TASK DETAILS
Will you quote all of the entries, word for word?

BEGIN

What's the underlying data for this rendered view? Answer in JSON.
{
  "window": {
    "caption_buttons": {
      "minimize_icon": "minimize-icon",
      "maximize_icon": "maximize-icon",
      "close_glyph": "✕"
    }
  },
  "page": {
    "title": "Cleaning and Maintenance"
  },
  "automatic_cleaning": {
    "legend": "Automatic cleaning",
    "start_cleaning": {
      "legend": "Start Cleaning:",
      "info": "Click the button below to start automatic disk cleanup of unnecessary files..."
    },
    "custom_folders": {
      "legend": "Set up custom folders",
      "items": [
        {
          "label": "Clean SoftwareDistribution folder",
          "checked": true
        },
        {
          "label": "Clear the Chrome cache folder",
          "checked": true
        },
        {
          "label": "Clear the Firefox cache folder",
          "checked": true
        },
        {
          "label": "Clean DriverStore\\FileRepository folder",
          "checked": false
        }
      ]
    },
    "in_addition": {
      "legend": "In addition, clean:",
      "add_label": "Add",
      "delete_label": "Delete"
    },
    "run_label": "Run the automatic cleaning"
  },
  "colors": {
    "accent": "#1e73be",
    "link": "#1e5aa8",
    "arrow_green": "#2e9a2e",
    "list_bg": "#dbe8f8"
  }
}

END

CORRECT ANSWER
What's the underlying data for this rendered view? Answer in JSON.
{
  "window": {
    "caption_buttons": {
      "minimize_icon": "minimize-icon",
      "maximize_icon": "maximize-icon",
      "close_glyph": "✕"
    }
  },
  "page": {
    "title": "Cleaning and Maintenance"
  },
  "automatic_cleaning": {
    "legend": "Automatic cleaning",
    "start_cleaning": {
      "legend": "Start Cleaning:",
      "info": "Click the button below to start automatic disk cleanup of unnecessary files..."
    },
    "custom_folders": {
      "legend": "Set up custom folders",
      "items": [
        {
          "label": "Clean SoftwareDistribution folder",
          "checked": true
        },
        {
          "label": "Clear the Chrome cache folder",
          "checked": true
        },
        {
          "label": "Clear the Firefox cache folder",
          "checked": true
        },
        {
          "label": "Clean DriverStore\\FileRepository folder",
          "checked": false
        }
      ]
    },
    "in_addition": {
      "legend": "In addition, clean:",
      "add_label": "Add",
      "delete_label": "Delete"
    },
    "run_label": "Run the automatic cleaning"
  },
  "colors": {
    "accent": "#1e73be",
    "link": "#1e5aa8",
    "arrow_green": "#2e9a2e",
    "list_bg": "#dbe8f8"
  }
}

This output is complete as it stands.